----- Supplied records
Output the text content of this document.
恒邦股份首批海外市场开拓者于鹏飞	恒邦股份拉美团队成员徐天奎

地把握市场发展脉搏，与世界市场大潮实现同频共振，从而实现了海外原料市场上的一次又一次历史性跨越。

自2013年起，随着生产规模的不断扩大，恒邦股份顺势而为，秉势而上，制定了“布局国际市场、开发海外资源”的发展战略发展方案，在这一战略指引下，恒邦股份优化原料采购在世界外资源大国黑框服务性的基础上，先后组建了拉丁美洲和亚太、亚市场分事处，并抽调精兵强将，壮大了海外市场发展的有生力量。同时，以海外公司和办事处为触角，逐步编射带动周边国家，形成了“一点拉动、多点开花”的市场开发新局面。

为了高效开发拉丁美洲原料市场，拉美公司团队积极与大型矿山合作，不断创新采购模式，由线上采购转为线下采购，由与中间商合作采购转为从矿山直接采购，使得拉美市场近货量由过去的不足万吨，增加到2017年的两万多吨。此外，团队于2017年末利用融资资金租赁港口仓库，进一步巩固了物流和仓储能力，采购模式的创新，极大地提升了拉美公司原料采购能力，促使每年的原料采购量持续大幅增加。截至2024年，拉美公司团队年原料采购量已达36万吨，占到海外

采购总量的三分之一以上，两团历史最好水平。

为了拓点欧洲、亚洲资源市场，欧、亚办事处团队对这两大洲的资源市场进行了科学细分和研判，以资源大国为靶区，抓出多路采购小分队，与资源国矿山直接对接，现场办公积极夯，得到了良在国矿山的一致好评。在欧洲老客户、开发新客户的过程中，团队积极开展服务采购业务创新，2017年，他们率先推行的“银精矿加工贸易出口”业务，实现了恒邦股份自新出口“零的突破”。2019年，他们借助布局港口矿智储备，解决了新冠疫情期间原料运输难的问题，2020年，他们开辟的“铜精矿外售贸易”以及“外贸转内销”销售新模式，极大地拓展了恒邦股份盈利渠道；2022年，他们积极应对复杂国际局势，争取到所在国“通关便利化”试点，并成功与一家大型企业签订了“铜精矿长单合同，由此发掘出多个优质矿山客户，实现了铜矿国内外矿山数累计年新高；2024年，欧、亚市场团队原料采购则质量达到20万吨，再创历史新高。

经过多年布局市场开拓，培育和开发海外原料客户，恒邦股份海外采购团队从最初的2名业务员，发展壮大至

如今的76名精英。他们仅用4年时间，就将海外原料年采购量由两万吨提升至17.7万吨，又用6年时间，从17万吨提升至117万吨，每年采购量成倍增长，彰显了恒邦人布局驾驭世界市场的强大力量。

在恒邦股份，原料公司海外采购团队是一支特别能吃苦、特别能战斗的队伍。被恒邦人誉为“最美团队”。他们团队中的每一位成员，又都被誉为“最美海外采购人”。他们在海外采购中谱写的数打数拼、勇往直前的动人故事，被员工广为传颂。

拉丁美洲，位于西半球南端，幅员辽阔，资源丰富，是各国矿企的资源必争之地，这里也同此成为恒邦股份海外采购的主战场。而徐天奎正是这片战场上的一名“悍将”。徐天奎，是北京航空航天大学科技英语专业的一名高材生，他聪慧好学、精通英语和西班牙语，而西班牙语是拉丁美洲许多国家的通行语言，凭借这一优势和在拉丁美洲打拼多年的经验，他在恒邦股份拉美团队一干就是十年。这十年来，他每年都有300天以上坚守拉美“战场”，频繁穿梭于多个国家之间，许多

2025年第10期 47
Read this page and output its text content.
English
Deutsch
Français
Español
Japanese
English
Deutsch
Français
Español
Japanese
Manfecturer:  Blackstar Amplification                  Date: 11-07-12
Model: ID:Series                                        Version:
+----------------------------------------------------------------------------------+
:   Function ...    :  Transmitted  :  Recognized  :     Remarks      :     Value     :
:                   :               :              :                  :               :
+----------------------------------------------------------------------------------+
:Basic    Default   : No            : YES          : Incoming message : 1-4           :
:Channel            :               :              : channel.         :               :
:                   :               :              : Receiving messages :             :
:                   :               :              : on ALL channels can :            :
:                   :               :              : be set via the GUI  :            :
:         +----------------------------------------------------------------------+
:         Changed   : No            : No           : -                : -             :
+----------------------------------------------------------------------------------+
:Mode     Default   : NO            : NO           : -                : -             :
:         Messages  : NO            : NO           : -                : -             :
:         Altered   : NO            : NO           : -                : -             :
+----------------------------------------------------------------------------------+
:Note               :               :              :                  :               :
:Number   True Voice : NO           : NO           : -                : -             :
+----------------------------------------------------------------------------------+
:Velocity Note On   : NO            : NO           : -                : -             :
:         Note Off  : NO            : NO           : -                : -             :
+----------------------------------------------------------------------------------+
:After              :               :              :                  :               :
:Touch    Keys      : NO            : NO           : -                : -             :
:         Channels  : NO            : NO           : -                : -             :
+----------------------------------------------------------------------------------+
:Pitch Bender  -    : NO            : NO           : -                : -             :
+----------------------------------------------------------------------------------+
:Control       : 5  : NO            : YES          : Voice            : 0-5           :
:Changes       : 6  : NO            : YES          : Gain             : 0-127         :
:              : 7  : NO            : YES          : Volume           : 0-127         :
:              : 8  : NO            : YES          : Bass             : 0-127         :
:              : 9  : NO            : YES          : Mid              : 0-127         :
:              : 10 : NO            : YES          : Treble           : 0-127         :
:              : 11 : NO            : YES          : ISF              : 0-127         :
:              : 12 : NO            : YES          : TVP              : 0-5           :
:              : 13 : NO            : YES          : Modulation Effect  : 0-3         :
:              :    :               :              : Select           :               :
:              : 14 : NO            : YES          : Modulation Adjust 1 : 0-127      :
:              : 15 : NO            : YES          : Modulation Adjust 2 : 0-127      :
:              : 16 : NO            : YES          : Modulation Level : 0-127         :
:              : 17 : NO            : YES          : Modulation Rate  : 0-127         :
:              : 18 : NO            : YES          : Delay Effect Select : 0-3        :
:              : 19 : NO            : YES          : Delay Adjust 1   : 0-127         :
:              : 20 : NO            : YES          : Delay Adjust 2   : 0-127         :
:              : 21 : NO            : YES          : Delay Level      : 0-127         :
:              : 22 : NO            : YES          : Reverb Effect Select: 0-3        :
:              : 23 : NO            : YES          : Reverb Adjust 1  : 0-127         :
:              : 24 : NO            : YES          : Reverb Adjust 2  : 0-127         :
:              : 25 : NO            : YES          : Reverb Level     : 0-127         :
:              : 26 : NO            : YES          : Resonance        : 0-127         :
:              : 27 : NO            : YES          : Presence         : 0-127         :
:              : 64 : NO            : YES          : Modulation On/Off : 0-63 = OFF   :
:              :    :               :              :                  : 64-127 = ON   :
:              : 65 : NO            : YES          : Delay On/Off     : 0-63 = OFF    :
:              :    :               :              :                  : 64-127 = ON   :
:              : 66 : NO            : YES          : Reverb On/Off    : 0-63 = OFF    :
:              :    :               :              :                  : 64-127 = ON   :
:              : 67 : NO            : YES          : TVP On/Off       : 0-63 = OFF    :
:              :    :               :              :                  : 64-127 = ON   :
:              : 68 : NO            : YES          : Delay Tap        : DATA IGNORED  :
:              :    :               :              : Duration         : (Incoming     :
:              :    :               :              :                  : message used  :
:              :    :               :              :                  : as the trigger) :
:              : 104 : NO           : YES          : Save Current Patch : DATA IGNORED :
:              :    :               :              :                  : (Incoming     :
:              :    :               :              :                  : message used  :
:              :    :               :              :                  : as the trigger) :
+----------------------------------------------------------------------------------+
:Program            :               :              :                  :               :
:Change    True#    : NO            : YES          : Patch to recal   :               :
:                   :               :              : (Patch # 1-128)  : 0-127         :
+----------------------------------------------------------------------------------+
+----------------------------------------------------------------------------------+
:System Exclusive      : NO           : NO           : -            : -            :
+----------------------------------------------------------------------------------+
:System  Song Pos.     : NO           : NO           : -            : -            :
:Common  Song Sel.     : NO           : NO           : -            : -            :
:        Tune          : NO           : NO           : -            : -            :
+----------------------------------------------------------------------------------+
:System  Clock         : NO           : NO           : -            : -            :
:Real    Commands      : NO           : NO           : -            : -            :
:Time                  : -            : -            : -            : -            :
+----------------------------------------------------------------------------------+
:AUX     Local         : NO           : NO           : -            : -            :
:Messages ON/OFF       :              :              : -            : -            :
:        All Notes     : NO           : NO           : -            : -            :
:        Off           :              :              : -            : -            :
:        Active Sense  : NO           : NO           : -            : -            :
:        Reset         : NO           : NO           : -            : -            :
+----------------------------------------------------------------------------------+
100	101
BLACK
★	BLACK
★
----------
▶ Task instructions
Copy down every line of the entries containing the word "DATA".

▶ Result below
:              : 68 : NO            : YES          : Delay Tap        : DATA IGNORED  :
:              : 104 : NO           : YES          : Save Current Patch : DATA IGNORED :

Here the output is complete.